# [THE RECORDS]
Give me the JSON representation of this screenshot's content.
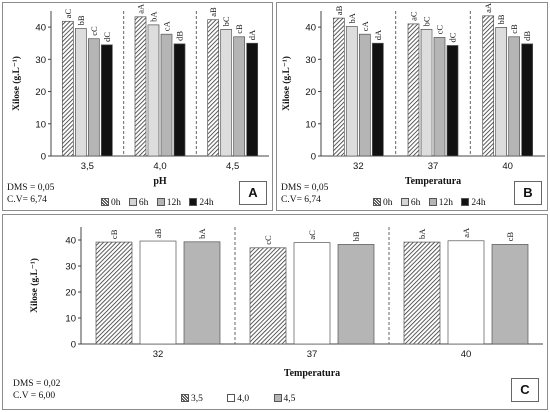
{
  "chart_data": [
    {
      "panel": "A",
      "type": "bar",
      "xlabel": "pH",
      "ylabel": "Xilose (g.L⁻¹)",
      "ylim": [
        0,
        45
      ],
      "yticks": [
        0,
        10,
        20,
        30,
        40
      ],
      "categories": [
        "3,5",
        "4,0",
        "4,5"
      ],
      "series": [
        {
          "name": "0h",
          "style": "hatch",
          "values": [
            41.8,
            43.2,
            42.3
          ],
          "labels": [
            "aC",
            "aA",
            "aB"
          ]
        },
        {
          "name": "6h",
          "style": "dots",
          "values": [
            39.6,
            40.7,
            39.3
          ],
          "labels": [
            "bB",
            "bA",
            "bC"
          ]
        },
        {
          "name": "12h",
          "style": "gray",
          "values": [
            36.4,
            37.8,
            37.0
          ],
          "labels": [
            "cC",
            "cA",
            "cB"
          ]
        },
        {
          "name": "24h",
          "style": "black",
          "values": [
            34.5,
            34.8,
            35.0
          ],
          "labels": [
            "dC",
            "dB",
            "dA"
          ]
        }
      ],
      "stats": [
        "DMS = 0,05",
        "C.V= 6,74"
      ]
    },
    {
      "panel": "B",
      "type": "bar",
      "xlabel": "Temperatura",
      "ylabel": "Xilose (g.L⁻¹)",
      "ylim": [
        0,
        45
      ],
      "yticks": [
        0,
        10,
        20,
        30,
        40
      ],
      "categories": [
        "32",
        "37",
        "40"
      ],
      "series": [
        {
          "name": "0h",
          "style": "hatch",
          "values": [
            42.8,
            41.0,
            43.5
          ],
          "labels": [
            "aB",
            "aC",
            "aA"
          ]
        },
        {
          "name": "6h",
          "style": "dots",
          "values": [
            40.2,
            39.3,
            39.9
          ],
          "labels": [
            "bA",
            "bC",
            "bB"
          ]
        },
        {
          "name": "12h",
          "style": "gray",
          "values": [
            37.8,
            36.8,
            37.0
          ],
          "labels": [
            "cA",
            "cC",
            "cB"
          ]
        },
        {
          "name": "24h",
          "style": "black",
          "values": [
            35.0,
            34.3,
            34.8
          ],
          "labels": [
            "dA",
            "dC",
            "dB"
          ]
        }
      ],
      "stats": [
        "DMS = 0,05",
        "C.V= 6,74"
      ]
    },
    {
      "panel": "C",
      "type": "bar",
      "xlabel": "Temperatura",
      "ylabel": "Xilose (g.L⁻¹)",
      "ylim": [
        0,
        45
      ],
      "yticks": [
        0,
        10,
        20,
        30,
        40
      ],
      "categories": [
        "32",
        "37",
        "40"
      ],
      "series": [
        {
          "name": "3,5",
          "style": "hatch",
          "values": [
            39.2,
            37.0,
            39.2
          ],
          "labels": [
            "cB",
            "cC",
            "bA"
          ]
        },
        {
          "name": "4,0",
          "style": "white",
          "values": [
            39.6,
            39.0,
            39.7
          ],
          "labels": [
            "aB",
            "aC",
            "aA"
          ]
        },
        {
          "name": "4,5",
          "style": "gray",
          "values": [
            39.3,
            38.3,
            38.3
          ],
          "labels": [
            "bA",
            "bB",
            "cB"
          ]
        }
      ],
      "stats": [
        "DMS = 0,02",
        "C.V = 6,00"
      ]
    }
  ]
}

* * *

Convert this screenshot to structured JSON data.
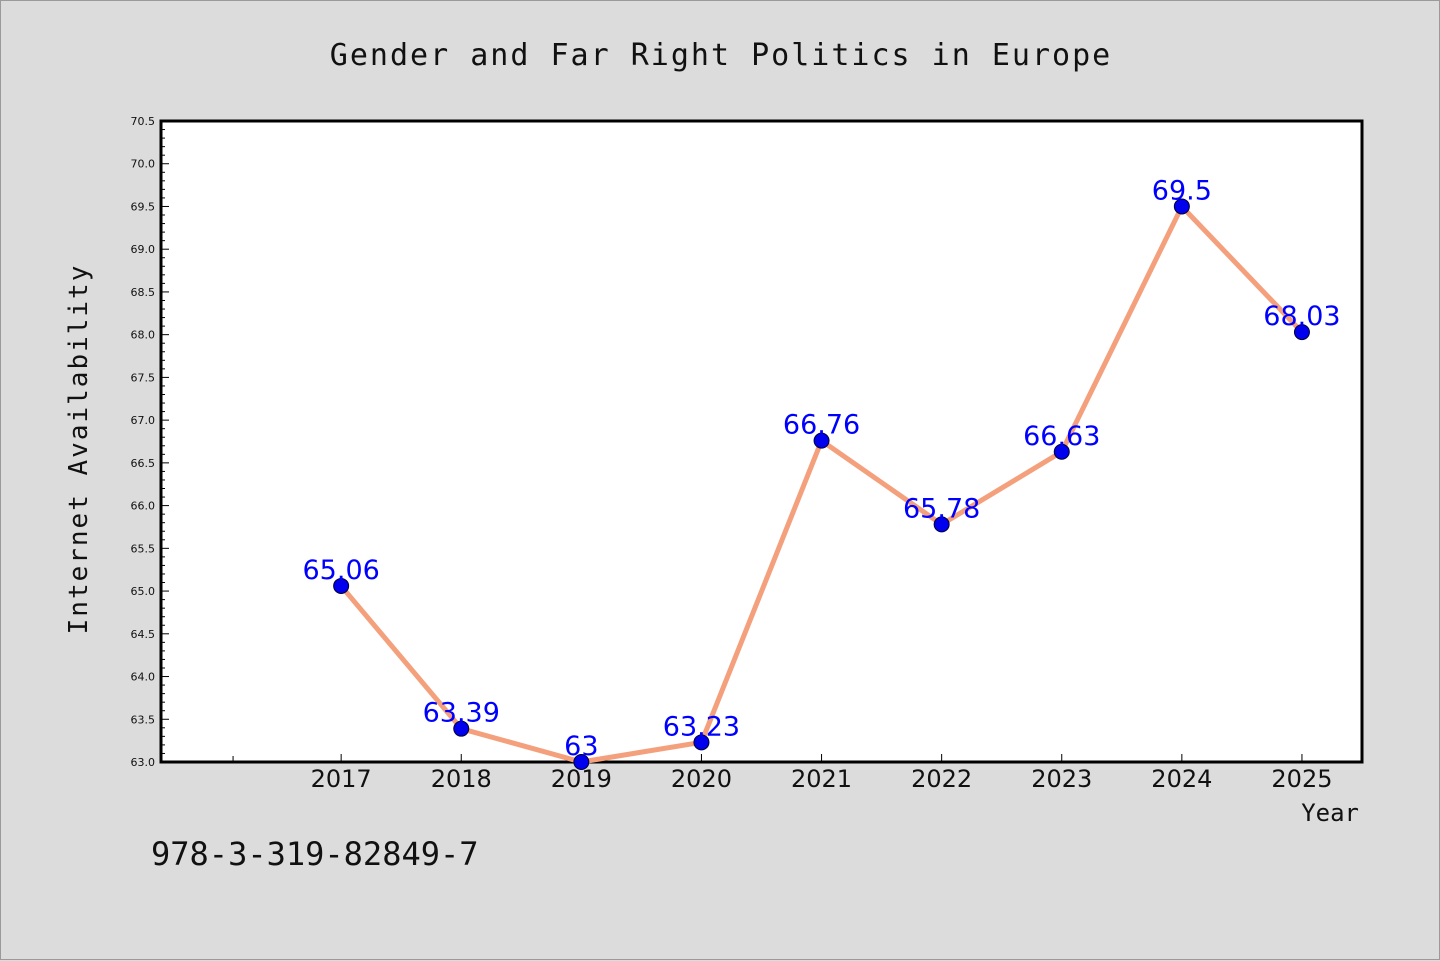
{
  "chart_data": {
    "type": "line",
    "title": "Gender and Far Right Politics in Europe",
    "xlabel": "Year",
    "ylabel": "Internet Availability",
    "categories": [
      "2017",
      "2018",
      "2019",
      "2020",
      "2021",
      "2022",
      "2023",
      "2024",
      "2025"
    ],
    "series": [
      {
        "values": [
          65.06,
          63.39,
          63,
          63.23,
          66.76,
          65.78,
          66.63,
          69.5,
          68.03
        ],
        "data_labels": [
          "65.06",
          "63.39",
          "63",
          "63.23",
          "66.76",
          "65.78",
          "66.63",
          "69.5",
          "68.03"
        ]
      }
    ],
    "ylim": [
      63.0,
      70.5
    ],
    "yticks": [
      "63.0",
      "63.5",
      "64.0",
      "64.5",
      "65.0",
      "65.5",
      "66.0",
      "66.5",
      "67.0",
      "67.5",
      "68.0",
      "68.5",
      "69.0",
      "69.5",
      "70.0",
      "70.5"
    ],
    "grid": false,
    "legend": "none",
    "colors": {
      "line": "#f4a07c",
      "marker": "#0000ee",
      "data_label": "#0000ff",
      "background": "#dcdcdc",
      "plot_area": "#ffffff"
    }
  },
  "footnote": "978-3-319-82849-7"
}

--

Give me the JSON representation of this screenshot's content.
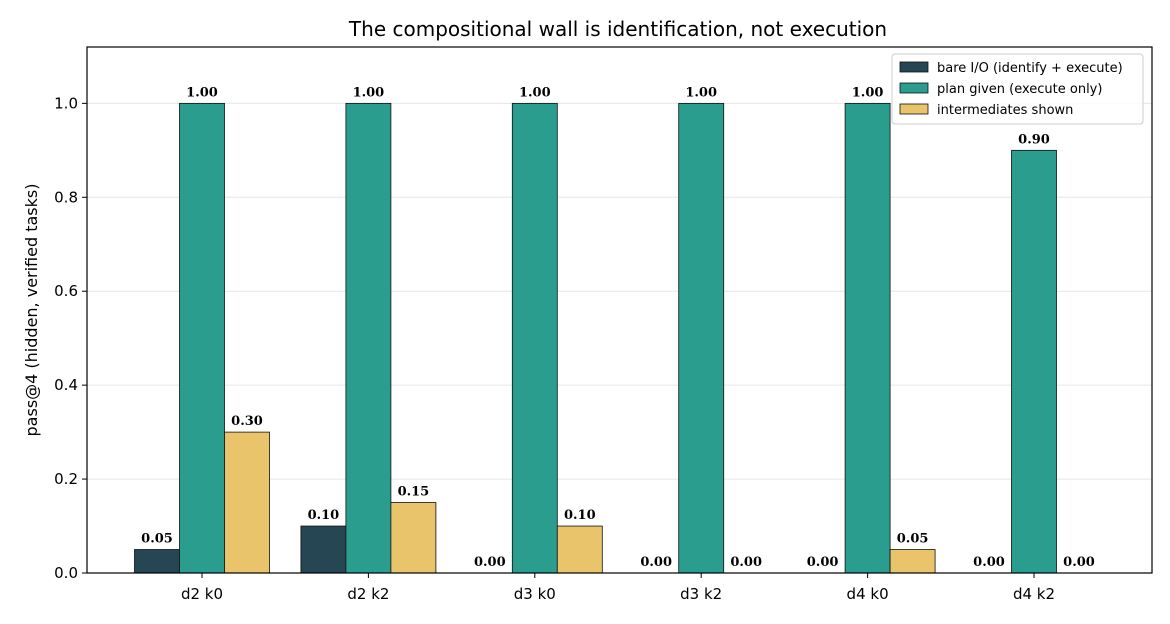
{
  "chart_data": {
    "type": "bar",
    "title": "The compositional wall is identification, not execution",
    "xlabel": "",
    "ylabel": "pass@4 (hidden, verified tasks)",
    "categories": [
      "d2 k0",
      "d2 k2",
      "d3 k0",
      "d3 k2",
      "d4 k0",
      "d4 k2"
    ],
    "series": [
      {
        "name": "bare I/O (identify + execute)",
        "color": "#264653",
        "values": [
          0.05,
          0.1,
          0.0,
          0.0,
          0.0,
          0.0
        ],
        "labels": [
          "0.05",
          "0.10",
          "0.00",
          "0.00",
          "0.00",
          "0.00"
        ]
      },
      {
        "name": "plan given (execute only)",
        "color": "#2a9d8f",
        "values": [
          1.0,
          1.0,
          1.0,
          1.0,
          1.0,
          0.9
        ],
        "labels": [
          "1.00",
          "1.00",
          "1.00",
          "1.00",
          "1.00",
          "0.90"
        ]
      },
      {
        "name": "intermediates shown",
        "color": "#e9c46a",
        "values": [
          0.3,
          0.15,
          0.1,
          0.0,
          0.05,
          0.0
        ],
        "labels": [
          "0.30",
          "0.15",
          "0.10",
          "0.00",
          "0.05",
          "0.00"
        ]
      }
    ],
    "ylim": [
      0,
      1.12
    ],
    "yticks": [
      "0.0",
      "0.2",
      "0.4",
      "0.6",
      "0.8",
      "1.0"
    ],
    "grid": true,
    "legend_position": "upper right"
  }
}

# [EXERCISE PROMPT]
Looking at the data above, show all lines where the word "title" occurs.

# [WRITTEN ANSWER]
    "title": "Gender and Far Right Politics in Europe",
    "title": "The compositional wall is identification, not execution",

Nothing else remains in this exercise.